**Record excerpts**
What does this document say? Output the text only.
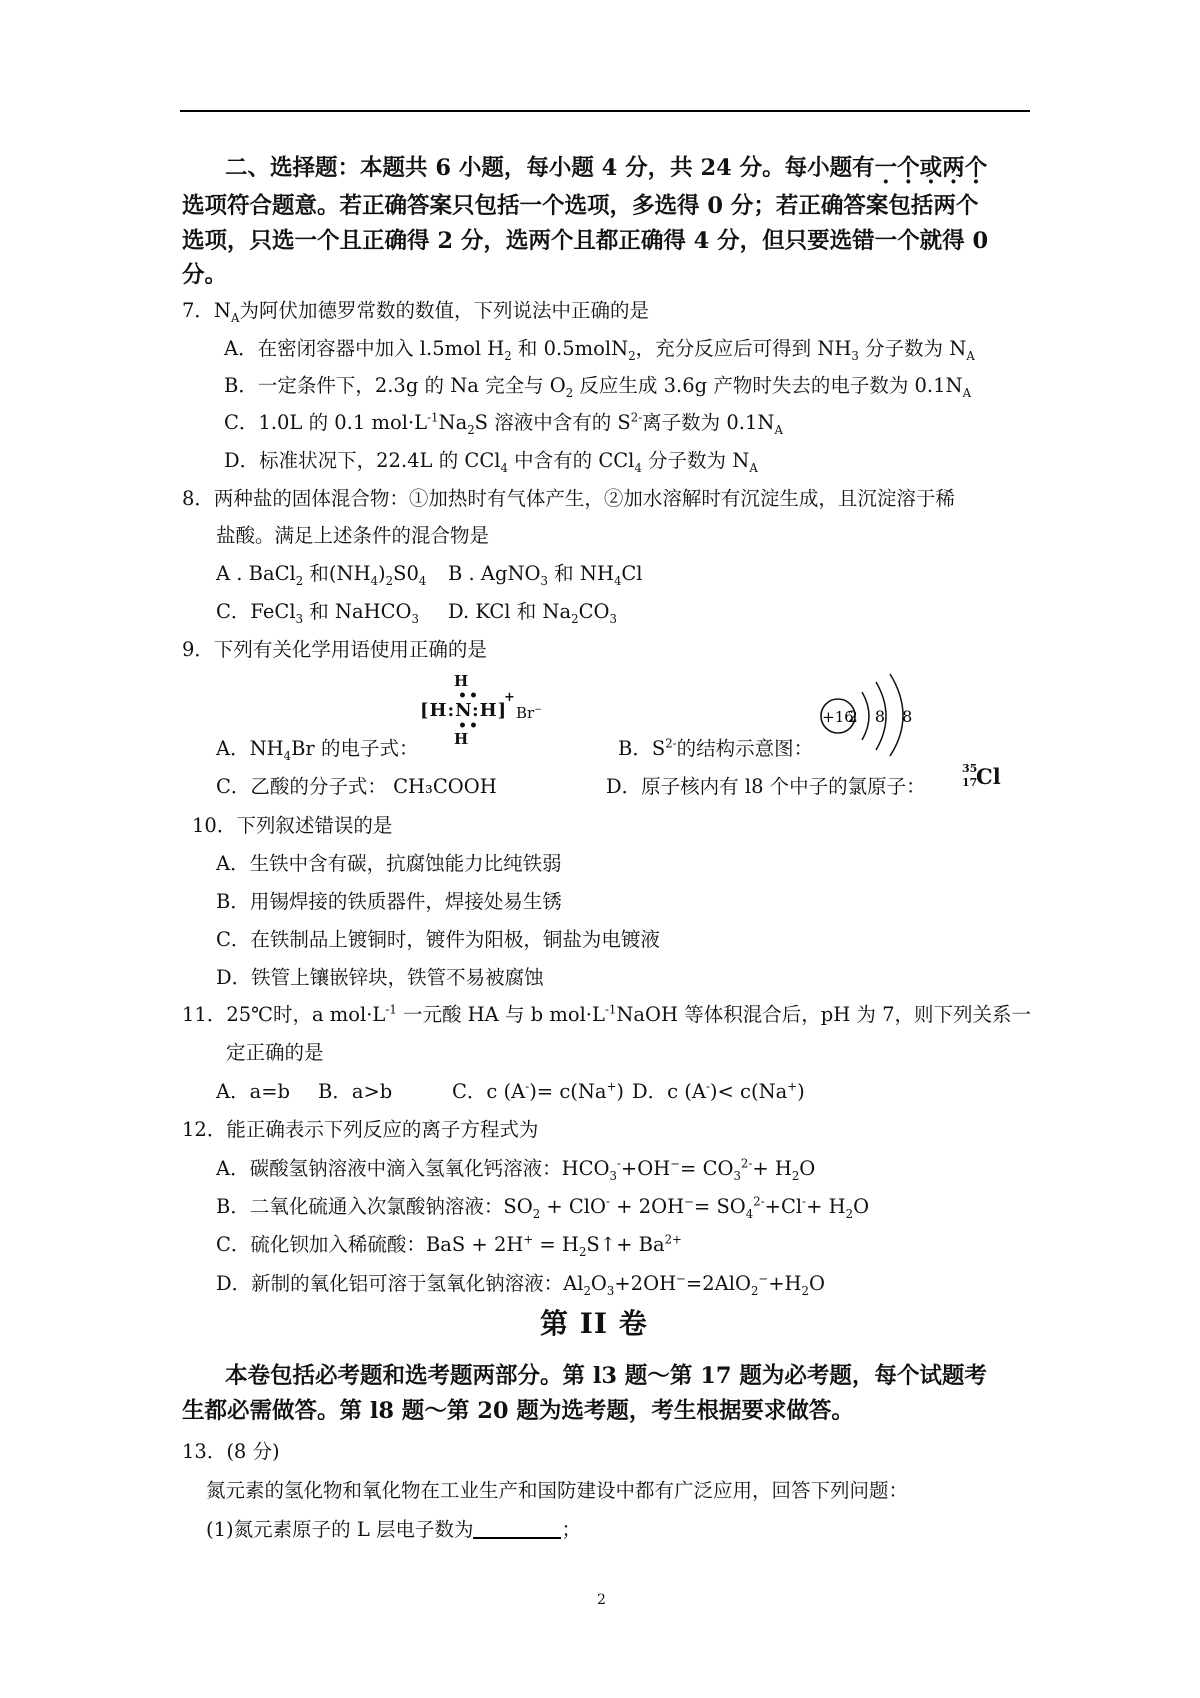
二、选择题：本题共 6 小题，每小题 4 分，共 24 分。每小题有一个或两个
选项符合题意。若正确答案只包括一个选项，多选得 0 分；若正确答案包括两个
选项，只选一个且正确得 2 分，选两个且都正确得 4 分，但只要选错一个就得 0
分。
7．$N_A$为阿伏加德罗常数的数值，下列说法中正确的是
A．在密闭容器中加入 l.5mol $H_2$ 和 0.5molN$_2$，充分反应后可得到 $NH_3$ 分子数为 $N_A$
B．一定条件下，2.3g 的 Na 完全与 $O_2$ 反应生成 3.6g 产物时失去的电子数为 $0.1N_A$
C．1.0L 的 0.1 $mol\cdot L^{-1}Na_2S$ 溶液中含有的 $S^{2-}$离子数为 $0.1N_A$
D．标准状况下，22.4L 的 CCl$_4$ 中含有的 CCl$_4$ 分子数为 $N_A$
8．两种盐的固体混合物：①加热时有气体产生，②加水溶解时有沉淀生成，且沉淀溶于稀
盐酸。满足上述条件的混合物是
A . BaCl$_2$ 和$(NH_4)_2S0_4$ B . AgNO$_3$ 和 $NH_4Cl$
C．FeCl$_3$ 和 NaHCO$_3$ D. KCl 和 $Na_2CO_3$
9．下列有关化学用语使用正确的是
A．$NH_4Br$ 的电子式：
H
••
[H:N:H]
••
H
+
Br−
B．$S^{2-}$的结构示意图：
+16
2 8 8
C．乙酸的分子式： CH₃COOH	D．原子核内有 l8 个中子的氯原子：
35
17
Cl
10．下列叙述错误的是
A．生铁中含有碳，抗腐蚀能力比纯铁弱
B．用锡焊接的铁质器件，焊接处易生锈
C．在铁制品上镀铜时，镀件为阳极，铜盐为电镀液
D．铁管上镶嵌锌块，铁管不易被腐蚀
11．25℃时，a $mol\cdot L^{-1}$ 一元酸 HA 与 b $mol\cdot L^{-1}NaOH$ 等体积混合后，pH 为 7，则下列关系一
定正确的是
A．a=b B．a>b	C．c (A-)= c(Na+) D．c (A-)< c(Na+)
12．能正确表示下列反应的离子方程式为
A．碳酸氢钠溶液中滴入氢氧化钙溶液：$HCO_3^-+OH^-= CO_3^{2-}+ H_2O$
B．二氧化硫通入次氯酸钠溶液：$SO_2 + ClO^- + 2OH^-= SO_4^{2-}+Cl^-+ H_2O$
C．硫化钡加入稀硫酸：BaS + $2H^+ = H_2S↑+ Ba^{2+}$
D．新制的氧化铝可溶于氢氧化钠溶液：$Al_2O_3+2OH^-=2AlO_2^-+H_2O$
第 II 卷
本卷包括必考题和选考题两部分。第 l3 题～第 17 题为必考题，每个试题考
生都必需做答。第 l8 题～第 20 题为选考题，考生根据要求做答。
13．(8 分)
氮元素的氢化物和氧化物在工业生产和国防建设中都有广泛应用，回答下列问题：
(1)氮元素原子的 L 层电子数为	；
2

**What to produce**
Every line in the data above that contains "cdot" needs to be copied.

**Result of the task**
C．1.0L 的 0.1 $mol\cdot L^{-1}Na_2S$ 溶液中含有的 $S^{2-}$离子数为 $0.1N_A$
11．25℃时，a $mol\cdot L^{-1}$ 一元酸 HA 与 b $mol\cdot L^{-1}NaOH$ 等体积混合后，pH 为 7，则下列关系一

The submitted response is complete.